Set problem => Quote the lines below exactly, from the one that holds "Serialize everything readable" through the final line of the records, and only those.
◆ ◆ ◆ ◆ ◆ ◆ ◆
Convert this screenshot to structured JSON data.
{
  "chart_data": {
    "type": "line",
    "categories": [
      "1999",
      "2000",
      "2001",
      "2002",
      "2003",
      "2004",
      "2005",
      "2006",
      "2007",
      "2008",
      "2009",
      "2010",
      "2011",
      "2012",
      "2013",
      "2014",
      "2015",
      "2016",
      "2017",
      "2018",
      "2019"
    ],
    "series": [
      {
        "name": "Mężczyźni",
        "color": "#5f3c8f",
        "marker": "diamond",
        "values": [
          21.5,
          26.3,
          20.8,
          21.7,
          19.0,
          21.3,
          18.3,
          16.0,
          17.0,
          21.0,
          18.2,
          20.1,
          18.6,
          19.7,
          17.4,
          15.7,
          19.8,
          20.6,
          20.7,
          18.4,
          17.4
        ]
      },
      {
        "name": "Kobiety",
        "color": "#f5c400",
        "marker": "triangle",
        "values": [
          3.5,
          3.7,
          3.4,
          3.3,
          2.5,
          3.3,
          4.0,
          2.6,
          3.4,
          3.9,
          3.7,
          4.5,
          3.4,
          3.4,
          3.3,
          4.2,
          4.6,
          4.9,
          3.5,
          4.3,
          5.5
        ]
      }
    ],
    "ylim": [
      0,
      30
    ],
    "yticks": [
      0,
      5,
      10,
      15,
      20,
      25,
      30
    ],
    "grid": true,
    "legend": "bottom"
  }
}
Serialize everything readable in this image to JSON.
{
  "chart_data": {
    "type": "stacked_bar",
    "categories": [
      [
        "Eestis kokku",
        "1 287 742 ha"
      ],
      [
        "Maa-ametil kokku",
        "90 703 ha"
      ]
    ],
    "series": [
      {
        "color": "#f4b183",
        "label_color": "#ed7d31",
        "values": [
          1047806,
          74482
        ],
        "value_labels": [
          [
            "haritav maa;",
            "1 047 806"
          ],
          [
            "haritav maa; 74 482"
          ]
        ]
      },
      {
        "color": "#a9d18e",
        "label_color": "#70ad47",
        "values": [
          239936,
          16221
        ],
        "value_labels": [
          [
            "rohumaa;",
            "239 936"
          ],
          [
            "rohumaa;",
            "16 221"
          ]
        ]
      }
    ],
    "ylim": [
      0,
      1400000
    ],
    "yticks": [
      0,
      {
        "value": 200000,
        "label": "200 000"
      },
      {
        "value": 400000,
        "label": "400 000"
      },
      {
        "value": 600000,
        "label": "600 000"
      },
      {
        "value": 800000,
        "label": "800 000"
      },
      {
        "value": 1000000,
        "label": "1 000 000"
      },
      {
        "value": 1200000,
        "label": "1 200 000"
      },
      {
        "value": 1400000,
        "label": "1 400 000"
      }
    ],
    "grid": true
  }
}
◆ ◆ ◆ ◆ ◆ ◆ ◆
Expected output =>
Serialize everything readable in this image to JSON.
{
  "chart_data": {
    "type": "stacked_bar",
    "categories": [
      [
        "Eestis kokku",
        "1 287 742 ha"
      ],
      [
        "Maa-ametil kokku",
        "90 703 ha"
      ]
    ],
    "series": [
      {
        "color": "#f4b183",
        "label_color": "#ed7d31",
        "values": [
          1047806,
          74482
        ],
        "value_labels": [
          [
            "haritav maa;",
            "1 047 806"
          ],
          [
            "haritav maa; 74 482"
          ]
        ]
      },
      {
        "color": "#a9d18e",
        "label_color": "#70ad47",
        "values": [
          239936,
          16221
        ],
        "value_labels": [
          [
            "rohumaa;",
            "239 936"
          ],
          [
            "rohumaa;",
            "16 221"
          ]
        ]
      }
    ],
    "ylim": [
      0,
      1400000
    ],
    "yticks": [
      0,
      {
        "value": 200000,
        "label": "200 000"
      },
      {
        "value": 400000,
        "label": "400 000"
      },
      {
        "value": 600000,
        "label": "600 000"
      },
      {
        "value": 800000,
        "label": "800 000"
      },
      {
        "value": 1000000,
        "label": "1 000 000"
      },
      {
        "value": 1200000,
        "label": "1 200 000"
      },
      {
        "value": 1400000,
        "label": "1 400 000"
      }
    ],
    "grid": true
  }
}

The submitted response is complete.